• [Directions for this task]:
Gather up the lines that contain "lagged".

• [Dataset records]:
-- begin --
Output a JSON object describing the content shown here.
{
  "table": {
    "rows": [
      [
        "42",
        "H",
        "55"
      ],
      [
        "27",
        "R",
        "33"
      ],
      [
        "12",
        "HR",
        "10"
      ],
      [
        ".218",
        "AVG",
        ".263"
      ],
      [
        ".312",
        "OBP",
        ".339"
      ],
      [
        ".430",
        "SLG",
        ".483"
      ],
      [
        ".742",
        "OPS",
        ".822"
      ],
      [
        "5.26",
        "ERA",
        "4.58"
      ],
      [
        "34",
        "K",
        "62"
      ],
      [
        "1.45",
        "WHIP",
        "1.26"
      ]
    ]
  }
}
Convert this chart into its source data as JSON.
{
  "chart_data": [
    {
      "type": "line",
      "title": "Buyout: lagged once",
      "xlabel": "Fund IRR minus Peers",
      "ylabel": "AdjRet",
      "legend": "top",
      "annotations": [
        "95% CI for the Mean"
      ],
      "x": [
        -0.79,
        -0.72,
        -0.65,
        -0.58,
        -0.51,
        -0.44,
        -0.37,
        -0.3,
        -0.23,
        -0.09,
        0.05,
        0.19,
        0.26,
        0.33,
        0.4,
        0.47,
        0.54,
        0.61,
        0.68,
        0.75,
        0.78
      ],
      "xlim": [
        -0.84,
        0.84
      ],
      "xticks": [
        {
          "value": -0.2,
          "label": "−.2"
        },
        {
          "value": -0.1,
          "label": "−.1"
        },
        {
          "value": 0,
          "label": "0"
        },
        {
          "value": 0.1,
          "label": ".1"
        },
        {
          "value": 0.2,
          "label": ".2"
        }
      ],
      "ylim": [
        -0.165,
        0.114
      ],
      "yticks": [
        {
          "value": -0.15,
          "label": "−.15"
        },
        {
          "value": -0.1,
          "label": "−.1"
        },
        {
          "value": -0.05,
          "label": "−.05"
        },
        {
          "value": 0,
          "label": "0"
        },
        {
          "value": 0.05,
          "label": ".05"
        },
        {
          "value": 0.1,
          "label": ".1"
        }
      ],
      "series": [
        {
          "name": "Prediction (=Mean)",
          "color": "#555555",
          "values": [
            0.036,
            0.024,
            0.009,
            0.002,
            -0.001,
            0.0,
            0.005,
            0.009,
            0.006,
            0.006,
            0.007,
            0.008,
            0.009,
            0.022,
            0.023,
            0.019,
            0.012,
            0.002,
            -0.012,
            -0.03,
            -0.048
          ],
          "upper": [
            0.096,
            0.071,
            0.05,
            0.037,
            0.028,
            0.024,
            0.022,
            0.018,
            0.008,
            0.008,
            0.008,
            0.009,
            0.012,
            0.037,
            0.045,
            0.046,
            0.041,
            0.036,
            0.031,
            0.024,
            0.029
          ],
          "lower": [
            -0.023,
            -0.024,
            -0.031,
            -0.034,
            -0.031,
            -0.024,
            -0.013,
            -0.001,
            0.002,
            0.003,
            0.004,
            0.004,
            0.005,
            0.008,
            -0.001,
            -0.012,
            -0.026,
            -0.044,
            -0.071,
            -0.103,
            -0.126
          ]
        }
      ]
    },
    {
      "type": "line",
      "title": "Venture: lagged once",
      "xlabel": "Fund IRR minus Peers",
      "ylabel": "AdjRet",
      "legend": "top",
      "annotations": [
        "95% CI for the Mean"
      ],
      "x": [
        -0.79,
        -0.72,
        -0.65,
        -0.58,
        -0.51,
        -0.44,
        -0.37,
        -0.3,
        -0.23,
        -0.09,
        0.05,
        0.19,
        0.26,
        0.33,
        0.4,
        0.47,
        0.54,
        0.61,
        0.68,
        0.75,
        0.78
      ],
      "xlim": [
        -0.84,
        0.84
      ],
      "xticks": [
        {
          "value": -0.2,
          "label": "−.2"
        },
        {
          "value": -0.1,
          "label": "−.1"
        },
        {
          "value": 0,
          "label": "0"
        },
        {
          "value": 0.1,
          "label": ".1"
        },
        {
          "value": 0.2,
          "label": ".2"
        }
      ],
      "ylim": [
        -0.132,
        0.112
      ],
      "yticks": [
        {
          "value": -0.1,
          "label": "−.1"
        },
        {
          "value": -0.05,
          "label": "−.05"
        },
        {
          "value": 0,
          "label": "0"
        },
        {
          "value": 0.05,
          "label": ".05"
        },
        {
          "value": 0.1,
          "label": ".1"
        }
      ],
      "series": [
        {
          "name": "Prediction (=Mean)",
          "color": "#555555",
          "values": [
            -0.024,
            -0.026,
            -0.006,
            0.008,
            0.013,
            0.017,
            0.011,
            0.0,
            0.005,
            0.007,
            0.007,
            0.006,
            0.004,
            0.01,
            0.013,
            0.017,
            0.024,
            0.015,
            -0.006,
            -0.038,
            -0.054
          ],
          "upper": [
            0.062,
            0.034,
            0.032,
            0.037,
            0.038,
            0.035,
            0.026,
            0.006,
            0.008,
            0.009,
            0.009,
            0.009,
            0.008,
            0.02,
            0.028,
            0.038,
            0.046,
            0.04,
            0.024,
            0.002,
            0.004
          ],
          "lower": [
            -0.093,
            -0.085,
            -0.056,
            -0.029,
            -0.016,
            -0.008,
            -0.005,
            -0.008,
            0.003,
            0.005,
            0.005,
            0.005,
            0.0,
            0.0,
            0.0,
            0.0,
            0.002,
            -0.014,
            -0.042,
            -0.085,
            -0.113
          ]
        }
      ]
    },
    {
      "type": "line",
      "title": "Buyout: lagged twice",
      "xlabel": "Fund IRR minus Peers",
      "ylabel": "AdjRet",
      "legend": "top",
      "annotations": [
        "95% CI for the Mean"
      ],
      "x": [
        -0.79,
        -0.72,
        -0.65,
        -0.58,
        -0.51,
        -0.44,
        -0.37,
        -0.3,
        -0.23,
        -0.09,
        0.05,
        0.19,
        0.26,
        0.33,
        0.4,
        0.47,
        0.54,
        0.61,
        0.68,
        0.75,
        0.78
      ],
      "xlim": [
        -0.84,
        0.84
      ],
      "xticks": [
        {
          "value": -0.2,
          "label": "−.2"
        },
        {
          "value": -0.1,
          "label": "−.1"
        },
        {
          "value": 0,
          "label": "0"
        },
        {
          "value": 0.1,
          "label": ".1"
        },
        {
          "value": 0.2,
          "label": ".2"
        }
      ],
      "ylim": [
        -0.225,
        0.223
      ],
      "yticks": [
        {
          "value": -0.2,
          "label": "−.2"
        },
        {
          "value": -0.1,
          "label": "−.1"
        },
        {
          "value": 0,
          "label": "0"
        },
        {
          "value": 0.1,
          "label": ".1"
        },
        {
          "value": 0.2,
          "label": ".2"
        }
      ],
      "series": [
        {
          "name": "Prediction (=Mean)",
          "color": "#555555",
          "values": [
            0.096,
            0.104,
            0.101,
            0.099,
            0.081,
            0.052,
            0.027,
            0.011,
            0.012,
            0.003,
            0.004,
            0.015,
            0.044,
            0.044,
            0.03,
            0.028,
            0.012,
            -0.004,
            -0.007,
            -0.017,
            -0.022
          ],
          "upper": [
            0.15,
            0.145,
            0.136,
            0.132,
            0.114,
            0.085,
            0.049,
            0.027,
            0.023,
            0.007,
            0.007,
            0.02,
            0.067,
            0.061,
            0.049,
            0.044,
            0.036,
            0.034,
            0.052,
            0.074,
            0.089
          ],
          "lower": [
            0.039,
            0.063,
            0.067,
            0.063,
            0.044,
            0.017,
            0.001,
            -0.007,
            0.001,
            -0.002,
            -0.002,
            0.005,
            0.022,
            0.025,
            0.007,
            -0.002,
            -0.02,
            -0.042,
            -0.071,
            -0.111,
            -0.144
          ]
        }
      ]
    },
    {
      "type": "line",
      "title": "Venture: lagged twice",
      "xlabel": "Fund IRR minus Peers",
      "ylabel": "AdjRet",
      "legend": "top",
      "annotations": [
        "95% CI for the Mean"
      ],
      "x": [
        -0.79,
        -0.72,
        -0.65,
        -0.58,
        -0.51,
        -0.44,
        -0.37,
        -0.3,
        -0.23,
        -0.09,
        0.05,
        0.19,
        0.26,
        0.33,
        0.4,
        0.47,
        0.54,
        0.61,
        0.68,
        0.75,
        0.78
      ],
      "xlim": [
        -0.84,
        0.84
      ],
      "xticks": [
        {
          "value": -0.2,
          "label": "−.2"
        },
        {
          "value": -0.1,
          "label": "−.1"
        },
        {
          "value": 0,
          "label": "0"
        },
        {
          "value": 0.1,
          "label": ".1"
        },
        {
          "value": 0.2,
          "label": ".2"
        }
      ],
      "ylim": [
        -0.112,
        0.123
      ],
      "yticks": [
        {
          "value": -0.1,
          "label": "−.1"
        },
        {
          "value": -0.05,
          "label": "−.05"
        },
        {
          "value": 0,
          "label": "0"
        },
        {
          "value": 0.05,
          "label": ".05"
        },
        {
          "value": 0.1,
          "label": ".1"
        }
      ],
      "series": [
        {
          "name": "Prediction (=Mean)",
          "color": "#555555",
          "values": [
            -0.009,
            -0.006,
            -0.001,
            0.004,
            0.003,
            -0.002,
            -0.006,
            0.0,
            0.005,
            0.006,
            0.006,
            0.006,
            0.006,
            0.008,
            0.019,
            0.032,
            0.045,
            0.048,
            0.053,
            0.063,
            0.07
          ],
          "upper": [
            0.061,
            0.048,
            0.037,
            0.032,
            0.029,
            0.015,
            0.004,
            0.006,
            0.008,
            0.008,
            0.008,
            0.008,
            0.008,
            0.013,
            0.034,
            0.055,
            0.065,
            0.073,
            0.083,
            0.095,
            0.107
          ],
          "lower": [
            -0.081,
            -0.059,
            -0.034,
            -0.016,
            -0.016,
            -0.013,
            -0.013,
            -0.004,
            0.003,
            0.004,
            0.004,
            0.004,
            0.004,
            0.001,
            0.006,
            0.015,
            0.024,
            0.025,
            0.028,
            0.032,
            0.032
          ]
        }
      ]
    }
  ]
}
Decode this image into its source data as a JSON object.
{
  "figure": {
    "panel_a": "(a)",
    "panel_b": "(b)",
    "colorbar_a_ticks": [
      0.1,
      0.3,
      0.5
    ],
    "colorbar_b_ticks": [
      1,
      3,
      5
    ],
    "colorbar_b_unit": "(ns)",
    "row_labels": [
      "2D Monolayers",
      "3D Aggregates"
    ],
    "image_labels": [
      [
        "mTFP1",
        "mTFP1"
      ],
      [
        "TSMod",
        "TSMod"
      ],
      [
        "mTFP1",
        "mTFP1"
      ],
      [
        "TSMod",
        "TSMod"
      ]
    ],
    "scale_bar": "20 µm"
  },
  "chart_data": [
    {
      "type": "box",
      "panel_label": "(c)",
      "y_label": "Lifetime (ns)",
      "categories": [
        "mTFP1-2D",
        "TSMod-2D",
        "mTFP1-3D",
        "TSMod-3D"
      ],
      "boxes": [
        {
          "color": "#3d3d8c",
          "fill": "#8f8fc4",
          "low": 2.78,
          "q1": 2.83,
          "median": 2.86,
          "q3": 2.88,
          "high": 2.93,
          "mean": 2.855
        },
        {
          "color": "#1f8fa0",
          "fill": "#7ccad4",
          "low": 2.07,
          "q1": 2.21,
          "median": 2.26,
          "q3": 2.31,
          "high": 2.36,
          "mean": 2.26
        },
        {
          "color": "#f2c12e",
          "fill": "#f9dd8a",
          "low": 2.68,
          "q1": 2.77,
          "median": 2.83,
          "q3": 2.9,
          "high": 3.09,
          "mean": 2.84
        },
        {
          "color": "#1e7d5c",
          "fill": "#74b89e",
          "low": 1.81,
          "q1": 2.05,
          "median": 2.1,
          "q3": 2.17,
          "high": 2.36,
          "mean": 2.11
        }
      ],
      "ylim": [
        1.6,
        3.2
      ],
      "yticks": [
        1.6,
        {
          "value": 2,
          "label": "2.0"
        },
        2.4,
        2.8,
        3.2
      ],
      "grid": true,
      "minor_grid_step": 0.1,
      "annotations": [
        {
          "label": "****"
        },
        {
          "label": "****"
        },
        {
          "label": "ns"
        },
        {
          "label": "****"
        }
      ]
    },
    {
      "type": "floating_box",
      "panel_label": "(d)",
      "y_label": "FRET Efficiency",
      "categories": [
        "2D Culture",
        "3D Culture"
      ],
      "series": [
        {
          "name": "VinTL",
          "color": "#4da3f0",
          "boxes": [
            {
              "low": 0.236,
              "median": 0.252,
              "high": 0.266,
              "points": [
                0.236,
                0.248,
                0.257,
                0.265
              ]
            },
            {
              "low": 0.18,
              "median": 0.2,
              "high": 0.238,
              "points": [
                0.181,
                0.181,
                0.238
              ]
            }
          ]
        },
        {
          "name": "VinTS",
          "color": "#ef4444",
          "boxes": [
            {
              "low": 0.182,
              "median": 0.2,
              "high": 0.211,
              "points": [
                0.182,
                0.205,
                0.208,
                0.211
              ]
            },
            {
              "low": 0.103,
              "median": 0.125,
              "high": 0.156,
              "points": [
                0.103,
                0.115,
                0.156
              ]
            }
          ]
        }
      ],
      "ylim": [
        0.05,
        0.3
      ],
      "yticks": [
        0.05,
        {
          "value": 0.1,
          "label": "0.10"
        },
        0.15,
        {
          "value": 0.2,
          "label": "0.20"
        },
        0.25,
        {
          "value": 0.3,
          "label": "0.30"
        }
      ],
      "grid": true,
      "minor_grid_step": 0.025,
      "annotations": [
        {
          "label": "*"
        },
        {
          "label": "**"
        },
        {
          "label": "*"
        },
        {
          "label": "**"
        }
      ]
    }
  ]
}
-- end --
• [Solution]:
      "title": "Buyout: lagged once",
      "title": "Venture: lagged once",
      "title": "Buyout: lagged twice",
      "title": "Venture: lagged twice",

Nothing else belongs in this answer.